**SELECTED TEXT**.
┄┄┄┄┄┄┄┄┄┄
[Vision2020] Wrong About the Bible: Slavery

Tony tonytime at clearwire.net
Sat Feb 3 12:26:54 PST 2007


Boy Ralph, and I thought I was agile.  Andreas was quite clear that he did 
not think it likely that a volume with so many authors, compiled over so 
many years, redacted and translated several times, could reasonably be 
expected to be consistent from cover to cover.  It is precisely this 
character of the Bible which has you so frequently in a twist as you offer 
conflicting passages to Christians in an effort to undermine what they claim 
to find therein.  Neither Andreas nor I have made any statements as to the 
Bible's position on slavery.  If that is your focus at this moment, please 
direct your question to the appropriate person.

Best,  -T
----- Original Message ----- 
From: "Ralph Nielsen" <nielsen at uidaho.edu>
To: <Vision2020 at moscow.com>
Cc: "Andreas Schou" <ophite at gmail.com>; "Tony Simpson" 
<tonytime at clearwire.net>
Sent: Saturday, February 03, 2007 11:42 AM
Subject: Wrong About the Bible: Slavery


> Tony, just what is it that Andreas said about me that you so 
> "wholeheartedly and enthusiastically" agree with? I showed that  slavery 
> is approved of throughout the entire Bible and he accuses me  of "trashing 
> the Bible." I didn't call him names but simply  challenged him to prove me 
> wrong. And I throw the same challenge at  you, Tony. I would like to keep 
> this thread as a scholarly  discussion, not a barroom fight.
>
> If you know of any book, chapter or verse in anybody's Bible that
> condemns slavery, I would like to hear about it.
┄┄┄┄┄┄┄┄┄┄
**DATASET ROWS**.
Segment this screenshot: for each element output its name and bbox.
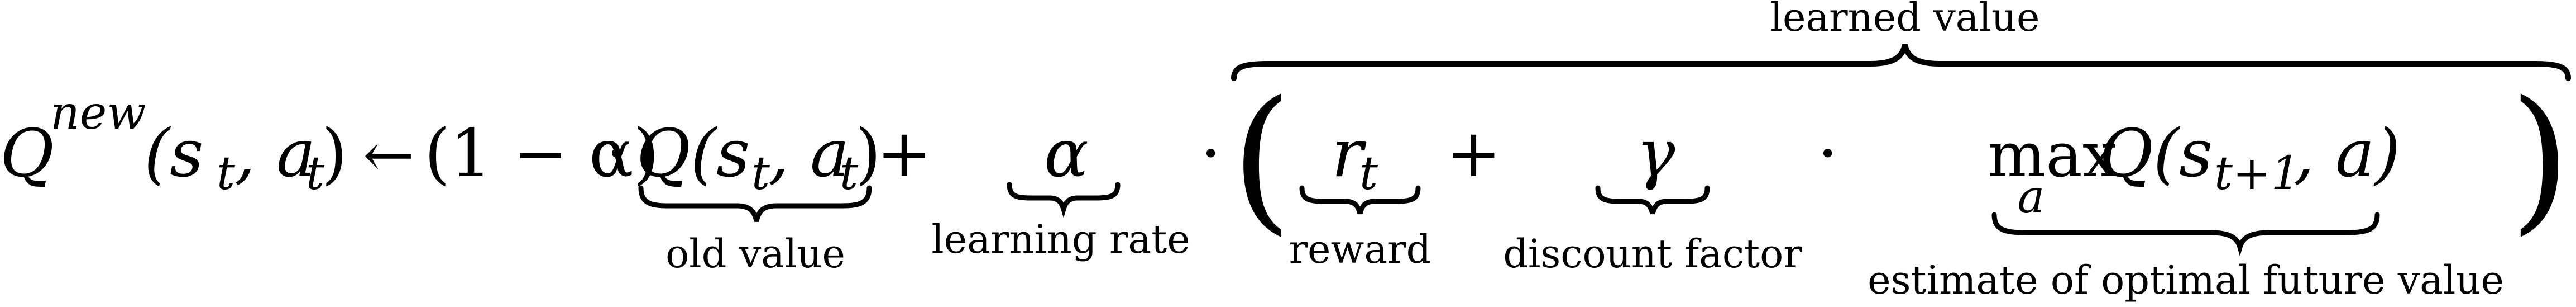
lhs-new-superscript: new (50, 87, 146, 140)
cdot-2: · (1200, 115, 1222, 192)
reward-label: reward (1289, 226, 1431, 272)
gamma: γ (1636, 115, 1675, 192)
lhs-comma-a: , a (234, 115, 315, 192)
reward-sub-t: t (1359, 147, 1378, 200)
underbrace-learning-rate (1007, 182, 1121, 218)
overbrace-learned-value (1231, 44, 2571, 81)
old-q: Q(s (636, 115, 750, 192)
update-arrow: ← (363, 119, 414, 191)
estimate-label: estimate of optimal future value (1868, 257, 2504, 303)
old-q-close: ) (855, 115, 881, 192)
reward-r: r (1332, 115, 1367, 192)
cdot-1: · (606, 115, 627, 192)
discount-factor-label: discount factor (1503, 231, 1802, 277)
underbrace-old-value (638, 185, 872, 222)
learned-value-label: learned value (1770, 0, 2040, 40)
big-close-paren: ) (2510, 68, 2570, 250)
future-q-rest: , a) (2293, 115, 2400, 192)
plus-2: + (1446, 115, 1501, 192)
underbrace-reward (1299, 185, 1421, 215)
big-open-paren: ( (1231, 68, 1292, 250)
max-operator: max (1988, 119, 2117, 191)
lhs-sub-t1: t (217, 147, 236, 200)
future-q-sub: t+1 (2214, 147, 2300, 200)
old-value-label: old value (665, 231, 845, 277)
cdot-3: · (1817, 115, 1838, 192)
learning-rate-label: learning rate (931, 216, 1190, 262)
old-q-comma-a: , a (768, 115, 849, 192)
alpha: α (1044, 115, 1089, 192)
lhs-close: ) (322, 115, 347, 192)
underbrace-estimate (1991, 212, 2380, 257)
future-q: Q(s (2099, 115, 2213, 192)
plus-1: + (877, 115, 932, 192)
one-minus-alpha: (1 − α) (424, 115, 659, 192)
old-q-sub-t2: t (840, 147, 859, 200)
lhs-q: Q (0, 115, 54, 192)
lhs-args-open: (s (144, 115, 204, 192)
max-subscript-a: a (2018, 171, 2045, 224)
underbrace-discount-factor (1595, 185, 1710, 215)
old-q-sub-t1: t (751, 147, 770, 200)
lhs-sub-t2: t (306, 147, 325, 200)
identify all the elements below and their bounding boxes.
┄┄┄┄┄┄┄┄┄┄
**AIM**.
Revise the stretch of the email thread on the Bible and slavery starting at "<tonytime at clearwire.net>" and ending at "a barroom fight.", replacing "scholarly" with "civil".

**PROBLEM SOLUTION**.
<tonytime at clearwire.net>
Sent: Saturday, February 03, 2007 11:42 AM
Subject: Wrong About the Bible: Slavery


> Tony, just what is it that Andreas said about me that you so 
> "wholeheartedly and enthusiastically" agree with? I showed that  slavery 
> is approved of throughout the entire Bible and he accuses me  of "trashing 
> the Bible." I didn't call him names but simply  challenged him to prove me 
> wrong. And I throw the same challenge at  you, Tony. I would like to keep 
> this thread as a civil  discussion, not a barroom fight.